## Aim
Find the lines below that contain the string "sunetului". Copy each one.

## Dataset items
----

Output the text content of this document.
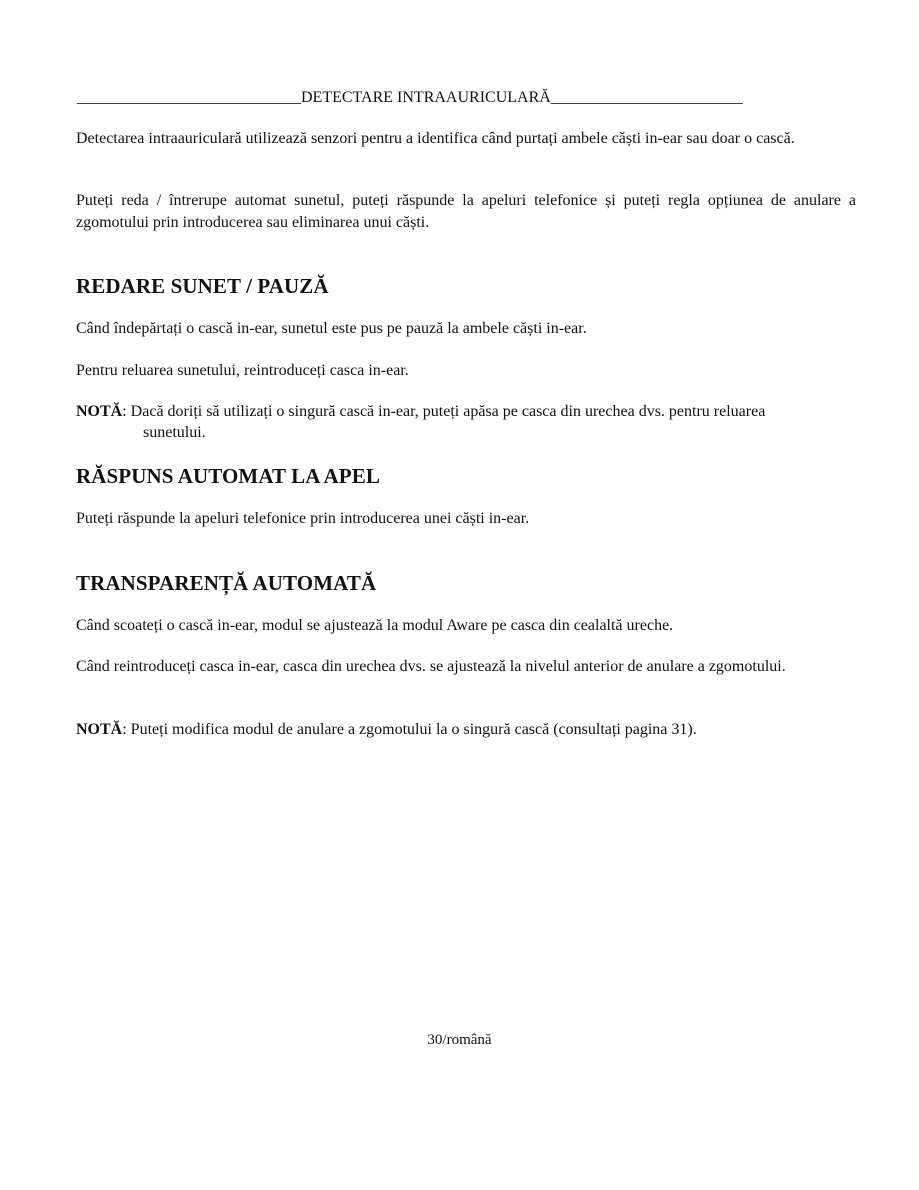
____________________________DETECTARE INTRAAURICULARĂ________________________
Detectarea intraauriculară utilizează senzori pentru a identifica când purtați ambele căști in-ear sau doar o cască.
Puteți reda / întrerupe automat sunetul, puteți răspunde la apeluri telefonice și puteți regla opțiunea de anulare a zgomotului prin introducerea sau eliminarea unui căști.
REDARE SUNET / PAUZĂ
Când îndepărtați o cască in-ear, sunetul este pus pe pauză la ambele căști in-ear.
Pentru reluarea sunetului, reintroduceți casca in-ear.
NOTĂ: Dacă doriți să utilizați o singură cască in-ear, puteți apăsa pe casca din urechea dvs. pentru reluarea
sunetului.
RĂSPUNS AUTOMAT LA APEL
Puteți răspunde la apeluri telefonice prin introducerea unei căști in-ear.
TRANSPARENȚĂ AUTOMATĂ
Când scoateți o cască in-ear, modul se ajustează la modul Aware pe casca din cealaltă ureche.
Când reintroduceți casca in-ear, casca din urechea dvs. se ajustează la nivelul anterior de anulare a zgomotului.
NOTĂ: Puteți modifica modul de anulare a zgomotului la o singură cască (consultați pagina 31).
30/română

----

## Complete response
Pentru reluarea sunetului, reintroduceți casca in-ear.
sunetului.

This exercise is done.